PROBLEM:
Here are some records; copy every line that holds the word "diadakan".
----- LISTED RECORDS
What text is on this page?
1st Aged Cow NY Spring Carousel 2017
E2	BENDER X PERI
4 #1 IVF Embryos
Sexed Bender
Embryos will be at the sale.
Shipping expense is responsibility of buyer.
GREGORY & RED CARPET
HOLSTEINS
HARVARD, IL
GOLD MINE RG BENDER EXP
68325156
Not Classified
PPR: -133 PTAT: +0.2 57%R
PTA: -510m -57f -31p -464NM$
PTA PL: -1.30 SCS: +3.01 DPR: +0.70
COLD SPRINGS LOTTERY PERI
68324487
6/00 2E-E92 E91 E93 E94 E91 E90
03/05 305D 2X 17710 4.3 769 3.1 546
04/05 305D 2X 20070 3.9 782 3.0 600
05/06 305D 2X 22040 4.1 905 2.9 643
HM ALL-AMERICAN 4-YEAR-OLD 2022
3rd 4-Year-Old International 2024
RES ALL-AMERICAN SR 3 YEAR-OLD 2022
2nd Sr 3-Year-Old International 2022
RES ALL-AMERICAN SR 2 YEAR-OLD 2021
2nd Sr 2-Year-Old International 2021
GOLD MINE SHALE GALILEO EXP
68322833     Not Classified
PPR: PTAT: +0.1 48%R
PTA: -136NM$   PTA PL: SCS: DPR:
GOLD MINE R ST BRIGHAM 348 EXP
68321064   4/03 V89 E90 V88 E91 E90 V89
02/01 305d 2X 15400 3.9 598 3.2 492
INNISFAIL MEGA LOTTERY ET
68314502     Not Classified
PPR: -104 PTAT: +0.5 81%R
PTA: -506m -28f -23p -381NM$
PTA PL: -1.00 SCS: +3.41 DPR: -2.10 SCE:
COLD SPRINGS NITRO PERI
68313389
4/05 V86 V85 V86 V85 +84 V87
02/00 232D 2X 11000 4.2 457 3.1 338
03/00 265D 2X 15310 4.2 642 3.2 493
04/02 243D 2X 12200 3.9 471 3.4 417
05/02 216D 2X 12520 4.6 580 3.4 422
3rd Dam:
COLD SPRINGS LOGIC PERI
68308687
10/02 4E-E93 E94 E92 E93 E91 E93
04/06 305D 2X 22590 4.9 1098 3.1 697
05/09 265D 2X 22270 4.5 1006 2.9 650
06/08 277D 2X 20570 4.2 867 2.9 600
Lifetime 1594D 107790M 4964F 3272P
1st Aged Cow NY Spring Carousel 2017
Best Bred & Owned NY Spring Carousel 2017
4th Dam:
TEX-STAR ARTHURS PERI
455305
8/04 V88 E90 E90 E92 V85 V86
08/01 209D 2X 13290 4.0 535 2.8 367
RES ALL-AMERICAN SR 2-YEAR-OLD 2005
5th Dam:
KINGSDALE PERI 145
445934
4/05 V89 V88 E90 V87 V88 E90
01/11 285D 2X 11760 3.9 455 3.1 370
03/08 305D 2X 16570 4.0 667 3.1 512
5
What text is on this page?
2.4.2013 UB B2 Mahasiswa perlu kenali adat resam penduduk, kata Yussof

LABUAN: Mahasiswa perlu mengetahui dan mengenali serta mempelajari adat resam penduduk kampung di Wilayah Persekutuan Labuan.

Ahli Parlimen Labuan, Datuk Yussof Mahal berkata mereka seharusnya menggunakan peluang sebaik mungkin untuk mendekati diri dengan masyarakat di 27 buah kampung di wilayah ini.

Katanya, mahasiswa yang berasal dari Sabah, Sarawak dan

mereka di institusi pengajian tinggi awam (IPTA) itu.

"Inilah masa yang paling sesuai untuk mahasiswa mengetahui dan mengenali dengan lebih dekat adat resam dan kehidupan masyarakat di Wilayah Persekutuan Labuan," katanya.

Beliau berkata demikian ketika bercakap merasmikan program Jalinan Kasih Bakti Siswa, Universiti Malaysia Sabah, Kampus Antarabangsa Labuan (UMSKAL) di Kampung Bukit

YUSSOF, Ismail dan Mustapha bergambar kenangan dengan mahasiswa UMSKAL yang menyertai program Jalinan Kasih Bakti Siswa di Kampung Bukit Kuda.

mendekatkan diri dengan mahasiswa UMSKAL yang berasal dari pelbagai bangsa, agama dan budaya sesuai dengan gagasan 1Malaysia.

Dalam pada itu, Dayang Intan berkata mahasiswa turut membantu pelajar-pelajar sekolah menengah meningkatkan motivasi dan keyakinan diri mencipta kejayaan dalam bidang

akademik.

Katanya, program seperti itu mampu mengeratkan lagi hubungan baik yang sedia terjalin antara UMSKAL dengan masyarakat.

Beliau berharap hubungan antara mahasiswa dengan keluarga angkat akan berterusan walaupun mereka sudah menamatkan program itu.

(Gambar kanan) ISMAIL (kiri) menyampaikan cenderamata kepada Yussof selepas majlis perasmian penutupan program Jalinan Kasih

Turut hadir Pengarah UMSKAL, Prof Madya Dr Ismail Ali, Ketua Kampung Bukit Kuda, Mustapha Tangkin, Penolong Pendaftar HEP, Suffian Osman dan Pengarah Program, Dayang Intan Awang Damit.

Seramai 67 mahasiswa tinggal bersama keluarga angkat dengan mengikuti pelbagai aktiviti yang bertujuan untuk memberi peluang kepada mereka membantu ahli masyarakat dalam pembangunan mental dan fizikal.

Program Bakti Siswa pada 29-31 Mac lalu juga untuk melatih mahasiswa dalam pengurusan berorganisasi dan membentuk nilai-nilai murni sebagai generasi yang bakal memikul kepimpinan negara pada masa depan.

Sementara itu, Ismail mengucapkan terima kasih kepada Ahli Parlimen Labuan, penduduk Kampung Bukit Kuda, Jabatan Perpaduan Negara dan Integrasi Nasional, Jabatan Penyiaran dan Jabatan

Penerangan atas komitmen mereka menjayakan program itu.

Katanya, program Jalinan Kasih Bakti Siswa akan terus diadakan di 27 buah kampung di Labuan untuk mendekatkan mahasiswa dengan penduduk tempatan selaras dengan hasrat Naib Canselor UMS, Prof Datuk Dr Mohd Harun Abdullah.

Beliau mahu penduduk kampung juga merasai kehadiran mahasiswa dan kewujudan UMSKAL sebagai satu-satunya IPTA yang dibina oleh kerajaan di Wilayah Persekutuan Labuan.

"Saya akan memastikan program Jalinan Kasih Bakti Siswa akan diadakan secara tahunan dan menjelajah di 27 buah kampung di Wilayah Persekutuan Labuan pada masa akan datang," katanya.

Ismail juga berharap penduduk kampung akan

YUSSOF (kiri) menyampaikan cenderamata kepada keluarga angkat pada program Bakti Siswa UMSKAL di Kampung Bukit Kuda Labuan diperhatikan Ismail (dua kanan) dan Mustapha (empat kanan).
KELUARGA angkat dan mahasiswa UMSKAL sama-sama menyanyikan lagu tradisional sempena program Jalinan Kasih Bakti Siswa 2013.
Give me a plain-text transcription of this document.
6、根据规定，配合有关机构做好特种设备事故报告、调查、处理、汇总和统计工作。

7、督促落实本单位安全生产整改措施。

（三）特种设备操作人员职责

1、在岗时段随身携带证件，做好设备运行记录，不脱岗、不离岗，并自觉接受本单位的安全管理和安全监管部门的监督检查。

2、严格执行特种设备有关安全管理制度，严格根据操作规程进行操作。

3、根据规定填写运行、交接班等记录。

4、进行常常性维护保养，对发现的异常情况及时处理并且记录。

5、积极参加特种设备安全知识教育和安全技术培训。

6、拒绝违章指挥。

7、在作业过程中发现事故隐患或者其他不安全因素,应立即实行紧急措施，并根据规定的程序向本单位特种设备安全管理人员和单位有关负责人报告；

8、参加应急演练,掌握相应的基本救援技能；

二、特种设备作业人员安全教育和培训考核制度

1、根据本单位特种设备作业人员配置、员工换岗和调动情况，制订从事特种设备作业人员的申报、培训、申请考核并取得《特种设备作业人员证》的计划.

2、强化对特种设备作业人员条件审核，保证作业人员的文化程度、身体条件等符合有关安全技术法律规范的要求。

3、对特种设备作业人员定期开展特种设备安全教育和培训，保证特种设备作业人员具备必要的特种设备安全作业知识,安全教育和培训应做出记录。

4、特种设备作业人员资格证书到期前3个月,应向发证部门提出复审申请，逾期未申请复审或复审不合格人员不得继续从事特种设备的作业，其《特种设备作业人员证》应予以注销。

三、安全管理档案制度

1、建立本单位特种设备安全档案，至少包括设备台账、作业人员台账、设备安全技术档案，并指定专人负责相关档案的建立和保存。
----------
IN RESPONSE:
Katanya, program Jalinan Kasih Bakti Siswa akan terus diadakan di 27 buah kampung di Labuan untuk mendekatkan mahasiswa dengan penduduk tempatan selaras dengan hasrat Naib Canselor UMS, Prof Datuk Dr Mohd Harun Abdullah.
"Saya akan memastikan program Jalinan Kasih Bakti Siswa akan diadakan secara tahunan dan menjelajah di 27 buah kampung di Wilayah Persekutuan Labuan pada masa akan datang," katanya.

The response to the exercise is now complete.